--- Start ---
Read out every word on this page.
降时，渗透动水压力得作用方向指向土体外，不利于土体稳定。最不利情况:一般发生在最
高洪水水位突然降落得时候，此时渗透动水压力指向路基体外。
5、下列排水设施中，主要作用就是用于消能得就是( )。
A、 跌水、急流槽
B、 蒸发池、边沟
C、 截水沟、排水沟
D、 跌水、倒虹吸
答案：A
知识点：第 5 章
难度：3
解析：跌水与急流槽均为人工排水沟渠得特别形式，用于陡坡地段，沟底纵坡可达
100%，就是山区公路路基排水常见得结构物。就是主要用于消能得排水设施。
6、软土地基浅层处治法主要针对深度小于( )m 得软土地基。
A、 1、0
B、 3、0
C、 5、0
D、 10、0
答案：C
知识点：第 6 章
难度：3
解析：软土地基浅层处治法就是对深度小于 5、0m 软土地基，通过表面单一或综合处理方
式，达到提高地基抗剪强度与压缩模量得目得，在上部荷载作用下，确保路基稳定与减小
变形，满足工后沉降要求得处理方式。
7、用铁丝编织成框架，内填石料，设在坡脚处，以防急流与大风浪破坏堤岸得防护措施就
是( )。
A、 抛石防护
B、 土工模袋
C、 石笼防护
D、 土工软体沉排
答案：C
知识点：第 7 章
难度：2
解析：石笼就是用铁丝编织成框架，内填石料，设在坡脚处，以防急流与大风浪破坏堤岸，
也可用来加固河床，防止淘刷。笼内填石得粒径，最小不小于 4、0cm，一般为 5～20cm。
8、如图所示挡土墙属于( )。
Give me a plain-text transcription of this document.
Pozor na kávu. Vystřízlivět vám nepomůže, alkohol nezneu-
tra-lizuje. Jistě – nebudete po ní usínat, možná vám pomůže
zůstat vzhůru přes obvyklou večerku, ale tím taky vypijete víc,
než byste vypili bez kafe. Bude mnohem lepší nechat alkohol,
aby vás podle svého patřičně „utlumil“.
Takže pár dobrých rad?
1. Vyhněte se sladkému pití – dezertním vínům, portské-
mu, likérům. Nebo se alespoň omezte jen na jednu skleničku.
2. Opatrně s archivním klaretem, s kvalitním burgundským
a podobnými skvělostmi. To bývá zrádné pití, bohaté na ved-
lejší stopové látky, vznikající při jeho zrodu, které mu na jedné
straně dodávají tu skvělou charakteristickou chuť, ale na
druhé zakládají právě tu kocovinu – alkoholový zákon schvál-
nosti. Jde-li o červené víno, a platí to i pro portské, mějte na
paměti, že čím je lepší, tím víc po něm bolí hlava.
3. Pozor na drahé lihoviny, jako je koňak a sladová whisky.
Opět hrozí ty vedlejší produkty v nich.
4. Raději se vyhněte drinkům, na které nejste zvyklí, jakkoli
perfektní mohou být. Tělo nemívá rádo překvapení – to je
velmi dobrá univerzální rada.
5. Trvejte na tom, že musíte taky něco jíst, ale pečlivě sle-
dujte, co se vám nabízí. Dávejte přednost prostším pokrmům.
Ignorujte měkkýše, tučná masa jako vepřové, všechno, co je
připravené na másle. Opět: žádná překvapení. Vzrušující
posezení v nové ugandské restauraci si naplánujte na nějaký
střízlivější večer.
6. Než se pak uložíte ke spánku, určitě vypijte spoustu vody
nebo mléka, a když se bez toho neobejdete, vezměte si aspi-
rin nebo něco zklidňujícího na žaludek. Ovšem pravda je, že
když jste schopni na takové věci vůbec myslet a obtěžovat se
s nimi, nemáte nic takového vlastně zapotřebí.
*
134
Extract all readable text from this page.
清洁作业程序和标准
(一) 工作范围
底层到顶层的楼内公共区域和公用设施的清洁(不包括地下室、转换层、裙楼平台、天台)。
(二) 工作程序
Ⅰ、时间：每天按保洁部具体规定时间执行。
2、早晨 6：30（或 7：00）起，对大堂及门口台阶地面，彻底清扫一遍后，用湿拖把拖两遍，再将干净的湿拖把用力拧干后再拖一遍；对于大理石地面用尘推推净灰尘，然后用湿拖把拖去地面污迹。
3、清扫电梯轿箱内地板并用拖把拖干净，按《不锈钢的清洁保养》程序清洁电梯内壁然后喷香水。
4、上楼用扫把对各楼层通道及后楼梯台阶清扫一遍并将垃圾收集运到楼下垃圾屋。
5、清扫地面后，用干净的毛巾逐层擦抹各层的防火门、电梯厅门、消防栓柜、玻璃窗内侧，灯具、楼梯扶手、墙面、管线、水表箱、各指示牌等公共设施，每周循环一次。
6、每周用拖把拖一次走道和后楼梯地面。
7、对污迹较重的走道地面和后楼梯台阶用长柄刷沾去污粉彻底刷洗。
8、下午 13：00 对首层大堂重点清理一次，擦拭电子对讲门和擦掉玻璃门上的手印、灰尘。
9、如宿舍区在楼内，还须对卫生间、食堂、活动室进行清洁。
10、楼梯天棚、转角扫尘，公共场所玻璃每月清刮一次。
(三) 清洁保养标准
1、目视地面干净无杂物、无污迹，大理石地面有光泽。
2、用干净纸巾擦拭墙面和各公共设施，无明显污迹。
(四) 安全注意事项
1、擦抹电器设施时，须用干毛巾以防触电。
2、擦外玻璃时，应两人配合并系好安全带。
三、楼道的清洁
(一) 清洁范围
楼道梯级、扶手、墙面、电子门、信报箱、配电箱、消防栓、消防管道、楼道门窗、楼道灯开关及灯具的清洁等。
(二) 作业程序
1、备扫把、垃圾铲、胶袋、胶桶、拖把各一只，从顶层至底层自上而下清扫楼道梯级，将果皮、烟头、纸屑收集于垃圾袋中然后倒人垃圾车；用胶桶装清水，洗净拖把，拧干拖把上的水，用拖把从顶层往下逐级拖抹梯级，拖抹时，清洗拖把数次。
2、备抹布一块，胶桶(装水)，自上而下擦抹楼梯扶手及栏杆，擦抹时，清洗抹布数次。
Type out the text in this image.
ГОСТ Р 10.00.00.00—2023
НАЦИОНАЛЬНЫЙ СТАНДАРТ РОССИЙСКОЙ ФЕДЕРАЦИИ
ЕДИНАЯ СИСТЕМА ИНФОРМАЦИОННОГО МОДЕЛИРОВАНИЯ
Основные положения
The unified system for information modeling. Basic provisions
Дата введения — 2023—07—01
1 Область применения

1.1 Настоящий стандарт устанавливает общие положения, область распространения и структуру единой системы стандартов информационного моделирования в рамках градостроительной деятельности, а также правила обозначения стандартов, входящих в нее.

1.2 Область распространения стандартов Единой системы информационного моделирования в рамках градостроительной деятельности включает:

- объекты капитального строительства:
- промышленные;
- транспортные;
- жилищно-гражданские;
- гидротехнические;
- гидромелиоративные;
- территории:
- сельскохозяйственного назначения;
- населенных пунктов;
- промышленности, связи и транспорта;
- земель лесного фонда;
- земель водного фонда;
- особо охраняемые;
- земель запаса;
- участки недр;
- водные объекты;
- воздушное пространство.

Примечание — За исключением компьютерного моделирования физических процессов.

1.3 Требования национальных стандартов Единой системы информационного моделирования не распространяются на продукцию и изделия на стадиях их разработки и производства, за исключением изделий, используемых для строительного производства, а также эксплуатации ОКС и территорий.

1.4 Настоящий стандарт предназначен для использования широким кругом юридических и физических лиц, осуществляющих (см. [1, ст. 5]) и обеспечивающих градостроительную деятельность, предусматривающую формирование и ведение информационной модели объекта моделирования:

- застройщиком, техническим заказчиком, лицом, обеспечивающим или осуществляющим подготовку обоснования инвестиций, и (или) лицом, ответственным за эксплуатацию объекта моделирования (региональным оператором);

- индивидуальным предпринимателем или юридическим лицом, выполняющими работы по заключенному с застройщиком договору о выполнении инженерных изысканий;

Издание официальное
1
--- End ---
## Objective
Isolate the lines that hold the word "lepší" and copy all of them.

## Task result
než byste vypili bez kafe. Bude mnohem lepší nechat alkohol,
paměti, že čím je lepší, tím víc po něm bolí hlava.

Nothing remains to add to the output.